Extracted material:
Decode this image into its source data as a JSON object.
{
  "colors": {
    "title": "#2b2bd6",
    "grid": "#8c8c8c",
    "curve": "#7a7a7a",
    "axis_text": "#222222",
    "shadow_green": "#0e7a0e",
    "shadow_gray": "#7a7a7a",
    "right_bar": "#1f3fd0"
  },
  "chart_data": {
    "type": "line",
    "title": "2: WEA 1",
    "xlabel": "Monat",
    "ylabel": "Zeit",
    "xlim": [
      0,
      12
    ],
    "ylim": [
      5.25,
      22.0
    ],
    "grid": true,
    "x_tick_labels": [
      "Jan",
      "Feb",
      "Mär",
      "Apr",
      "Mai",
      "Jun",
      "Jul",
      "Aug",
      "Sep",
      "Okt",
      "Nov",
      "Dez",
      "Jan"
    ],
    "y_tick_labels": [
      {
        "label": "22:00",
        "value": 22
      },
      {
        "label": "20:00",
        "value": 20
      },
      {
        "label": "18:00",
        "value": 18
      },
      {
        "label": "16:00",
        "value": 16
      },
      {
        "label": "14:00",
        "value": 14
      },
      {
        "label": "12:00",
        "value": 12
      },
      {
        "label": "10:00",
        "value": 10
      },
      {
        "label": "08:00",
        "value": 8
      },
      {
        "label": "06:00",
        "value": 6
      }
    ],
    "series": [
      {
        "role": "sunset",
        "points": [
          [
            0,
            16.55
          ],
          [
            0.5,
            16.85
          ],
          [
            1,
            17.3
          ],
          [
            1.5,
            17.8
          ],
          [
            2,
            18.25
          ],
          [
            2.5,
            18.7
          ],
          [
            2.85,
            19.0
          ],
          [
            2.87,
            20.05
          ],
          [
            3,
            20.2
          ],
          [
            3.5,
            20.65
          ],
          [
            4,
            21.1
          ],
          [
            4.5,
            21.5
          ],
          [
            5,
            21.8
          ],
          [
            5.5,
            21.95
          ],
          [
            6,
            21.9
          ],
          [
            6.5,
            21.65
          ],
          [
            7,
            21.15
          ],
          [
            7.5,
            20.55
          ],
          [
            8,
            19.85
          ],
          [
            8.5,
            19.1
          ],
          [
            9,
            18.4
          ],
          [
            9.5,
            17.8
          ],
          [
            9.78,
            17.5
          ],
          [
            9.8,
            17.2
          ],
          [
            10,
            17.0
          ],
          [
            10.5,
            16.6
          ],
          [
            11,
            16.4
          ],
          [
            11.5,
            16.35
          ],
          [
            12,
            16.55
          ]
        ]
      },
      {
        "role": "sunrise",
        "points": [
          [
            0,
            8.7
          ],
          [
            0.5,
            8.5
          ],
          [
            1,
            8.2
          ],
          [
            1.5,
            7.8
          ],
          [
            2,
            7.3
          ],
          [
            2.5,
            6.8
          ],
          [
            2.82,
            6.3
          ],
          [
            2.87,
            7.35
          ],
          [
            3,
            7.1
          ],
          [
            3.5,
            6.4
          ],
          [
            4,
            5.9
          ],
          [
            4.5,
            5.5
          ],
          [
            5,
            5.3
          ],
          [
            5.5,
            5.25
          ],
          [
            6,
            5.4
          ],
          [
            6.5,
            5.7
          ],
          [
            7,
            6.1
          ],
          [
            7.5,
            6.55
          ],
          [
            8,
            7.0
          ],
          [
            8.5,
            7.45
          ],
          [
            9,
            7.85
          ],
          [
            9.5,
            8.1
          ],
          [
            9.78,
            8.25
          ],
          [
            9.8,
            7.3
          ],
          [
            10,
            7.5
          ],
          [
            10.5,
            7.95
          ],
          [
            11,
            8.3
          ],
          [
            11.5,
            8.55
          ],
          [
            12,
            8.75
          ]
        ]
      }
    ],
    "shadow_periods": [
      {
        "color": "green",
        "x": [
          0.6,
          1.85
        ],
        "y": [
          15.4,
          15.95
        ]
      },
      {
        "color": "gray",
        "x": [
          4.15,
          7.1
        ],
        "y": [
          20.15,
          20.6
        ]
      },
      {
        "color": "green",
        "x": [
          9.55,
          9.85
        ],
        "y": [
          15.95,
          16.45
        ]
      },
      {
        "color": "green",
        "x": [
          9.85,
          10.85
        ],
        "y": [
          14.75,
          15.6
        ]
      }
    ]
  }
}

Stated problem: Each record above should be repeated exactly as it appears.

Response:
Decode this image into its source data as a JSON object.
{
  "colors": {
    "title": "#2b2bd6",
    "grid": "#8c8c8c",
    "curve": "#7a7a7a",
    "axis_text": "#222222",
    "shadow_green": "#0e7a0e",
    "shadow_gray": "#7a7a7a",
    "right_bar": "#1f3fd0"
  },
  "chart_data": {
    "type": "line",
    "title": "2: WEA 1",
    "xlabel": "Monat",
    "ylabel": "Zeit",
    "xlim": [
      0,
      12
    ],
    "ylim": [
      5.25,
      22.0
    ],
    "grid": true,
    "x_tick_labels": [
      "Jan",
      "Feb",
      "Mär",
      "Apr",
      "Mai",
      "Jun",
      "Jul",
      "Aug",
      "Sep",
      "Okt",
      "Nov",
      "Dez",
      "Jan"
    ],
    "y_tick_labels": [
      {
        "label": "22:00",
        "value": 22
      },
      {
        "label": "20:00",
        "value": 20
      },
      {
        "label": "18:00",
        "value": 18
      },
      {
        "label": "16:00",
        "value": 16
      },
      {
        "label": "14:00",
        "value": 14
      },
      {
        "label": "12:00",
        "value": 12
      },
      {
        "label": "10:00",
        "value": 10
      },
      {
        "label": "08:00",
        "value": 8
      },
      {
        "label": "06:00",
        "value": 6
      }
    ],
    "series": [
      {
        "role": "sunset",
        "points": [
          [
            0,
            16.55
          ],
          [
            0.5,
            16.85
          ],
          [
            1,
            17.3
          ],
          [
            1.5,
            17.8
          ],
          [
            2,
            18.25
          ],
          [
            2.5,
            18.7
          ],
          [
            2.85,
            19.0
          ],
          [
            2.87,
            20.05
          ],
          [
            3,
            20.2
          ],
          [
            3.5,
            20.65
          ],
          [
            4,
            21.1
          ],
          [
            4.5,
            21.5
          ],
          [
            5,
            21.8
          ],
          [
            5.5,
            21.95
          ],
          [
            6,
            21.9
          ],
          [
            6.5,
            21.65
          ],
          [
            7,
            21.15
          ],
          [
            7.5,
            20.55
          ],
          [
            8,
            19.85
          ],
          [
            8.5,
            19.1
          ],
          [
            9,
            18.4
          ],
          [
            9.5,
            17.8
          ],
          [
            9.78,
            17.5
          ],
          [
            9.8,
            17.2
          ],
          [
            10,
            17.0
          ],
          [
            10.5,
            16.6
          ],
          [
            11,
            16.4
          ],
          [
            11.5,
            16.35
          ],
          [
            12,
            16.55
          ]
        ]
      },
      {
        "role": "sunrise",
        "points": [
          [
            0,
            8.7
          ],
          [
            0.5,
            8.5
          ],
          [
            1,
            8.2
          ],
          [
            1.5,
            7.8
          ],
          [
            2,
            7.3
          ],
          [
            2.5,
            6.8
          ],
          [
            2.82,
            6.3
          ],
          [
            2.87,
            7.35
          ],
          [
            3,
            7.1
          ],
          [
            3.5,
            6.4
          ],
          [
            4,
            5.9
          ],
          [
            4.5,
            5.5
          ],
          [
            5,
            5.3
          ],
          [
            5.5,
            5.25
          ],
          [
            6,
            5.4
          ],
          [
            6.5,
            5.7
          ],
          [
            7,
            6.1
          ],
          [
            7.5,
            6.55
          ],
          [
            8,
            7.0
          ],
          [
            8.5,
            7.45
          ],
          [
            9,
            7.85
          ],
          [
            9.5,
            8.1
          ],
          [
            9.78,
            8.25
          ],
          [
            9.8,
            7.3
          ],
          [
            10,
            7.5
          ],
          [
            10.5,
            7.95
          ],
          [
            11,
            8.3
          ],
          [
            11.5,
            8.55
          ],
          [
            12,
            8.75
          ]
        ]
      }
    ],
    "shadow_periods": [
      {
        "color": "green",
        "x": [
          0.6,
          1.85
        ],
        "y": [
          15.4,
          15.95
        ]
      },
      {
        "color": "gray",
        "x": [
          4.15,
          7.1
        ],
        "y": [
          20.15,
          20.6
        ]
      },
      {
        "color": "green",
        "x": [
          9.55,
          9.85
        ],
        "y": [
          15.95,
          16.45
        ]
      },
      {
        "color": "green",
        "x": [
          9.85,
          10.85
        ],
        "y": [
          14.75,
          15.6
        ]
      }
    ]
  }
}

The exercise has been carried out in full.